_Working data:_
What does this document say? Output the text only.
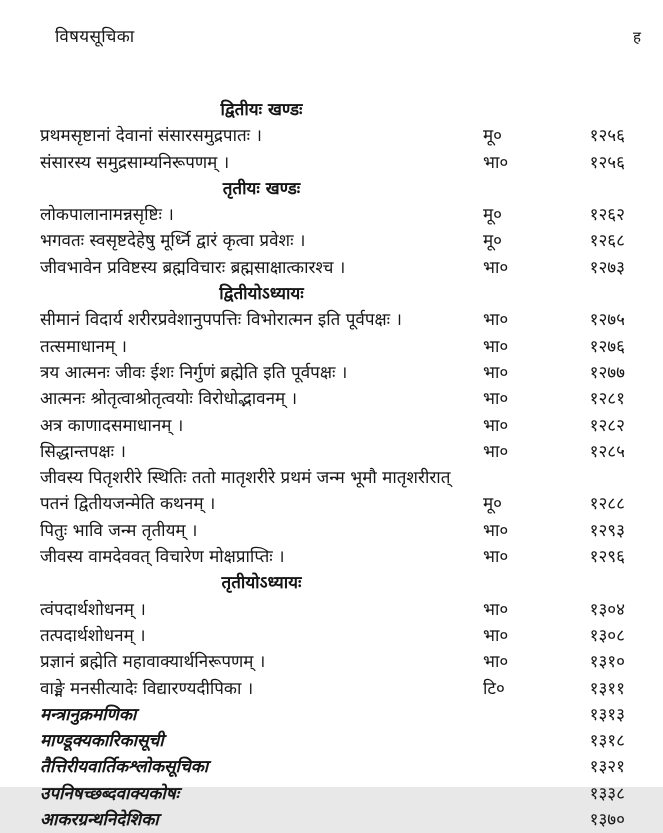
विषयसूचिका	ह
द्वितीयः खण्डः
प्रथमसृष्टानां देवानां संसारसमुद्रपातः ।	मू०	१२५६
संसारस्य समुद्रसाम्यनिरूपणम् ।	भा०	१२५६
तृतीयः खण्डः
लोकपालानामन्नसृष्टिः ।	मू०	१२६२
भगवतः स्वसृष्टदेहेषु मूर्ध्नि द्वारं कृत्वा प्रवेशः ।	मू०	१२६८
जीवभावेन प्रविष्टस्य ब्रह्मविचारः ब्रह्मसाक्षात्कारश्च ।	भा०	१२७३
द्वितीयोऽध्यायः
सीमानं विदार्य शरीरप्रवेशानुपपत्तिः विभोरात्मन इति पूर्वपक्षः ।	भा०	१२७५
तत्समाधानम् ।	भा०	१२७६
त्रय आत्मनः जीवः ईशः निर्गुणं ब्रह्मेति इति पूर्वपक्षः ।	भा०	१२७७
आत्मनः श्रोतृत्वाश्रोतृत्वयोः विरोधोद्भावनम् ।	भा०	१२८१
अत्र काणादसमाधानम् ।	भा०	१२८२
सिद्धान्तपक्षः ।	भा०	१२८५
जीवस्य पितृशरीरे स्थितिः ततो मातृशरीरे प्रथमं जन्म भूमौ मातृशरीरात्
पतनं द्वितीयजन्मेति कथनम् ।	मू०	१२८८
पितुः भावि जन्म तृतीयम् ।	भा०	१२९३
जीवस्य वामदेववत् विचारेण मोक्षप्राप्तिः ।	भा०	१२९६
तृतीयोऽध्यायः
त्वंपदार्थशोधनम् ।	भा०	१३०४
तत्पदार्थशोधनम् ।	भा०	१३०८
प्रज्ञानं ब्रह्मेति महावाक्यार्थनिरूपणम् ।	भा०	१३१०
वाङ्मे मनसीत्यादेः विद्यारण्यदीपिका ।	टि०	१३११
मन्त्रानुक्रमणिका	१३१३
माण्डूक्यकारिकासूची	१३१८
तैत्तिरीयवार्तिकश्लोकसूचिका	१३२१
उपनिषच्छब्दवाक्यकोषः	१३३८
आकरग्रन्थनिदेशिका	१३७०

_Exercise description:_
Output the records above exactly; leave out the pictures.

_Right answer:_
What does this document say? Output the text only.
विषयसूचिका	ह
द्वितीयः खण्डः
प्रथमसृष्टानां देवानां संसारसमुद्रपातः ।	मू०	१२५६
संसारस्य समुद्रसाम्यनिरूपणम् ।	भा०	१२५६
तृतीयः खण्डः
लोकपालानामन्नसृष्टिः ।	मू०	१२६२
भगवतः स्वसृष्टदेहेषु मूर्ध्नि द्वारं कृत्वा प्रवेशः ।	मू०	१२६८
जीवभावेन प्रविष्टस्य ब्रह्मविचारः ब्रह्मसाक्षात्कारश्च ।	भा०	१२७३
द्वितीयोऽध्यायः
सीमानं विदार्य शरीरप्रवेशानुपपत्तिः विभोरात्मन इति पूर्वपक्षः ।	भा०	१२७५
तत्समाधानम् ।	भा०	१२७६
त्रय आत्मनः जीवः ईशः निर्गुणं ब्रह्मेति इति पूर्वपक्षः ।	भा०	१२७७
आत्मनः श्रोतृत्वाश्रोतृत्वयोः विरोधोद्भावनम् ।	भा०	१२८१
अत्र काणादसमाधानम् ।	भा०	१२८२
सिद्धान्तपक्षः ।	भा०	१२८५
जीवस्य पितृशरीरे स्थितिः ततो मातृशरीरे प्रथमं जन्म भूमौ मातृशरीरात्
पतनं द्वितीयजन्मेति कथनम् ।	मू०	१२८८
पितुः भावि जन्म तृतीयम् ।	भा०	१२९३
जीवस्य वामदेववत् विचारेण मोक्षप्राप्तिः ।	भा०	१२९६
तृतीयोऽध्यायः
त्वंपदार्थशोधनम् ।	भा०	१३०४
तत्पदार्थशोधनम् ।	भा०	१३०८
प्रज्ञानं ब्रह्मेति महावाक्यार्थनिरूपणम् ।	भा०	१३१०
वाङ्मे मनसीत्यादेः विद्यारण्यदीपिका ।	टि०	१३११
मन्त्रानुक्रमणिका	१३१३
माण्डूक्यकारिकासूची	१३१८
तैत्तिरीयवार्तिकश्लोकसूचिका	१३२१
उपनिषच्छब्दवाक्यकोषः	१३३८
आकरग्रन्थनिदेशिका	१३७०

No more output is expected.